** START Input **

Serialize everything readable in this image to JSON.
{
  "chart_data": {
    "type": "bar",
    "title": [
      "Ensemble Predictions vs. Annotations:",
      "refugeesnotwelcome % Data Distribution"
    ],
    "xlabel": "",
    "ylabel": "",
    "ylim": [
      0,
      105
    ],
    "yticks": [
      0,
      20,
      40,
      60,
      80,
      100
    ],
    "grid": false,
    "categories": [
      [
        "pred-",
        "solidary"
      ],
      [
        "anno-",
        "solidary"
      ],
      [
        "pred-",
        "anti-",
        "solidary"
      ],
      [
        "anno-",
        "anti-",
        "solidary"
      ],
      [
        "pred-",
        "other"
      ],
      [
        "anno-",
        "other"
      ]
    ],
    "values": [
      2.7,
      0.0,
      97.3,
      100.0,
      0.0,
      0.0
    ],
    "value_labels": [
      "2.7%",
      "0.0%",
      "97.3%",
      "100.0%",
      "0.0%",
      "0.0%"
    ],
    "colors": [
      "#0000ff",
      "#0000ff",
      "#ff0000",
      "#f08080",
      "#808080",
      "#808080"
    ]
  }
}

** END Input **

Output the lines above verbatim and in full.

:: Task result ::
Serialize everything readable in this image to JSON.
{
  "chart_data": {
    "type": "bar",
    "title": [
      "Ensemble Predictions vs. Annotations:",
      "refugeesnotwelcome % Data Distribution"
    ],
    "xlabel": "",
    "ylabel": "",
    "ylim": [
      0,
      105
    ],
    "yticks": [
      0,
      20,
      40,
      60,
      80,
      100
    ],
    "grid": false,
    "categories": [
      [
        "pred-",
        "solidary"
      ],
      [
        "anno-",
        "solidary"
      ],
      [
        "pred-",
        "anti-",
        "solidary"
      ],
      [
        "anno-",
        "anti-",
        "solidary"
      ],
      [
        "pred-",
        "other"
      ],
      [
        "anno-",
        "other"
      ]
    ],
    "values": [
      2.7,
      0.0,
      97.3,
      100.0,
      0.0,
      0.0
    ],
    "value_labels": [
      "2.7%",
      "0.0%",
      "97.3%",
      "100.0%",
      "0.0%",
      "0.0%"
    ],
    "colors": [
      "#0000ff",
      "#0000ff",
      "#ff0000",
      "#f08080",
      "#808080",
      "#808080"
    ]
  }
}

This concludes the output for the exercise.